> [EXERCISE OBJECTIVE] Make an exact copy of all the data.

··· DATA LINES

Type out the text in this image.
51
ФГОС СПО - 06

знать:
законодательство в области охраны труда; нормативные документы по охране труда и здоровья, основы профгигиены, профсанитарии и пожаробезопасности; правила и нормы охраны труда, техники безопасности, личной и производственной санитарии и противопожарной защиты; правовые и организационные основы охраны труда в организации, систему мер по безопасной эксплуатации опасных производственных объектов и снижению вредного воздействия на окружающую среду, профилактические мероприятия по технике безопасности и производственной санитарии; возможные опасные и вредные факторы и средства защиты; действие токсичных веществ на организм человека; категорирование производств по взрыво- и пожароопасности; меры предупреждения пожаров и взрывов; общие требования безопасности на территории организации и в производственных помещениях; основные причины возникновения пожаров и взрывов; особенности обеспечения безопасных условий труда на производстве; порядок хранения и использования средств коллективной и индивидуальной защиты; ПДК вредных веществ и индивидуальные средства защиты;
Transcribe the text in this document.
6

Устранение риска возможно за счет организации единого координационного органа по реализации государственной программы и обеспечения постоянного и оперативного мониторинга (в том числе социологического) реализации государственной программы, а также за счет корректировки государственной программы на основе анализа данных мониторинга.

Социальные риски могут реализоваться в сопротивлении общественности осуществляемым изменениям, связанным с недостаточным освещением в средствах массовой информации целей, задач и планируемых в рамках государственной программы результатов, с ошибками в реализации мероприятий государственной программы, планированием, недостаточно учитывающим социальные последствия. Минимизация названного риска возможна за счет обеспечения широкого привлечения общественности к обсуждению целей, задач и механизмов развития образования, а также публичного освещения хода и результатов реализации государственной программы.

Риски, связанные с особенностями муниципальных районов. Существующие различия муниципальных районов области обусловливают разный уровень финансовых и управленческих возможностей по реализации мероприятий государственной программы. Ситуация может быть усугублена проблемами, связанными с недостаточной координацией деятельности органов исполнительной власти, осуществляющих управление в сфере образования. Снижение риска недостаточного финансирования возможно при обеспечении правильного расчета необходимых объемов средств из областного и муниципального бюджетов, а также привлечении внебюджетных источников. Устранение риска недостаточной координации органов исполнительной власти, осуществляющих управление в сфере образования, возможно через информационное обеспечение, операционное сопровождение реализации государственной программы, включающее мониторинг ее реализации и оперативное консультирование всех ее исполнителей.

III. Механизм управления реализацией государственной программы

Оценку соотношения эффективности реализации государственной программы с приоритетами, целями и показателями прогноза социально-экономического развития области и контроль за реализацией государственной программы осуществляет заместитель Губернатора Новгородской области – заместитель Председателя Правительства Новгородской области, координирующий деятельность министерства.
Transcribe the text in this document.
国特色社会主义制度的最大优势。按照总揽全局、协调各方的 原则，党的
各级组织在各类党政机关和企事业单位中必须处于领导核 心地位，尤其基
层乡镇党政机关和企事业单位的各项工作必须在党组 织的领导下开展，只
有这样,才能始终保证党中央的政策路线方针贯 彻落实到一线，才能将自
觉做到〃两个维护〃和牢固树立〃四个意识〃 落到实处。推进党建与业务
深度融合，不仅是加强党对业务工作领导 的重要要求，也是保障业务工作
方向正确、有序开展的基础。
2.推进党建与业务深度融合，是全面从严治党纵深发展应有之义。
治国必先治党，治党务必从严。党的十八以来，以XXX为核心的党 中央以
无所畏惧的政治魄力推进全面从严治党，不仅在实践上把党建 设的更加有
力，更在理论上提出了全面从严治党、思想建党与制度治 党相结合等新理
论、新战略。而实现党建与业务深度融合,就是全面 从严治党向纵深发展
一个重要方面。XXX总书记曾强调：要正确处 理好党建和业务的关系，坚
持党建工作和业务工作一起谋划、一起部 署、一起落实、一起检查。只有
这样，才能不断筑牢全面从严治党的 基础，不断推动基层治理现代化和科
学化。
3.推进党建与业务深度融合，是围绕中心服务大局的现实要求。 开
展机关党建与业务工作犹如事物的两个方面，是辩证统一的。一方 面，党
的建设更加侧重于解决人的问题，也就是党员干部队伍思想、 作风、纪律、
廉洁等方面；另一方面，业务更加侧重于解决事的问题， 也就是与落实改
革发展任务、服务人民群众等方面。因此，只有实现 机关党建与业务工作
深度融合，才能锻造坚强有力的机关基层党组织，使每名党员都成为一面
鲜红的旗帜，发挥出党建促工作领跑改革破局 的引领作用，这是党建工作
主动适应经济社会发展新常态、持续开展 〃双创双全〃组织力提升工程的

······

> [WRITTEN ANSWER]
Type out the text in this image.
51
ФГОС СПО - 06

знать:
законодательство в области охраны труда; нормативные документы по охране труда и здоровья, основы профгигиены, профсанитарии и пожаробезопасности; правила и нормы охраны труда, техники безопасности, личной и производственной санитарии и противопожарной защиты; правовые и организационные основы охраны труда в организации, систему мер по безопасной эксплуатации опасных производственных объектов и снижению вредного воздействия на окружающую среду, профилактические мероприятия по технике безопасности и производственной санитарии; возможные опасные и вредные факторы и средства защиты; действие токсичных веществ на организм человека; категорирование производств по взрыво- и пожароопасности; меры предупреждения пожаров и взрывов; общие требования безопасности на территории организации и в производственных помещениях; основные причины возникновения пожаров и взрывов; особенности обеспечения безопасных условий труда на производстве; порядок хранения и использования средств коллективной и индивидуальной защиты; ПДК вредных веществ и индивидуальные средства защиты;
Transcribe the text in this document.
6

Устранение риска возможно за счет организации единого координационного органа по реализации государственной программы и обеспечения постоянного и оперативного мониторинга (в том числе социологического) реализации государственной программы, а также за счет корректировки государственной программы на основе анализа данных мониторинга.

Социальные риски могут реализоваться в сопротивлении общественности осуществляемым изменениям, связанным с недостаточным освещением в средствах массовой информации целей, задач и планируемых в рамках государственной программы результатов, с ошибками в реализации мероприятий государственной программы, планированием, недостаточно учитывающим социальные последствия. Минимизация названного риска возможна за счет обеспечения широкого привлечения общественности к обсуждению целей, задач и механизмов развития образования, а также публичного освещения хода и результатов реализации государственной программы.

Риски, связанные с особенностями муниципальных районов. Существующие различия муниципальных районов области обусловливают разный уровень финансовых и управленческих возможностей по реализации мероприятий государственной программы. Ситуация может быть усугублена проблемами, связанными с недостаточной координацией деятельности органов исполнительной власти, осуществляющих управление в сфере образования. Снижение риска недостаточного финансирования возможно при обеспечении правильного расчета необходимых объемов средств из областного и муниципального бюджетов, а также привлечении внебюджетных источников. Устранение риска недостаточной координации органов исполнительной власти, осуществляющих управление в сфере образования, возможно через информационное обеспечение, операционное сопровождение реализации государственной программы, включающее мониторинг ее реализации и оперативное консультирование всех ее исполнителей.

III. Механизм управления реализацией государственной программы

Оценку соотношения эффективности реализации государственной программы с приоритетами, целями и показателями прогноза социально-экономического развития области и контроль за реализацией государственной программы осуществляет заместитель Губернатора Новгородской области – заместитель Председателя Правительства Новгородской области, координирующий деятельность министерства.
Transcribe the text in this document.
国特色社会主义制度的最大优势。按照总揽全局、协调各方的 原则，党的
各级组织在各类党政机关和企事业单位中必须处于领导核 心地位，尤其基
层乡镇党政机关和企事业单位的各项工作必须在党组 织的领导下开展，只
有这样,才能始终保证党中央的政策路线方针贯 彻落实到一线，才能将自
觉做到〃两个维护〃和牢固树立〃四个意识〃 落到实处。推进党建与业务
深度融合，不仅是加强党对业务工作领导 的重要要求，也是保障业务工作
方向正确、有序开展的基础。
2.推进党建与业务深度融合，是全面从严治党纵深发展应有之义。
治国必先治党，治党务必从严。党的十八以来，以XXX为核心的党 中央以
无所畏惧的政治魄力推进全面从严治党，不仅在实践上把党建 设的更加有
力，更在理论上提出了全面从严治党、思想建党与制度治 党相结合等新理
论、新战略。而实现党建与业务深度融合,就是全面 从严治党向纵深发展
一个重要方面。XXX总书记曾强调：要正确处 理好党建和业务的关系，坚
持党建工作和业务工作一起谋划、一起部 署、一起落实、一起检查。只有
这样，才能不断筑牢全面从严治党的 基础，不断推动基层治理现代化和科
学化。
3.推进党建与业务深度融合，是围绕中心服务大局的现实要求。 开
展机关党建与业务工作犹如事物的两个方面，是辩证统一的。一方 面，党
的建设更加侧重于解决人的问题，也就是党员干部队伍思想、 作风、纪律、
廉洁等方面；另一方面，业务更加侧重于解决事的问题， 也就是与落实改
革发展任务、服务人民群众等方面。因此，只有实现 机关党建与业务工作
深度融合，才能锻造坚强有力的机关基层党组织，使每名党员都成为一面
鲜红的旗帜，发挥出党建促工作领跑改革破局 的引领作用，这是党建工作
主动适应经济社会发展新常态、持续开展 〃双创双全〃组织力提升工程的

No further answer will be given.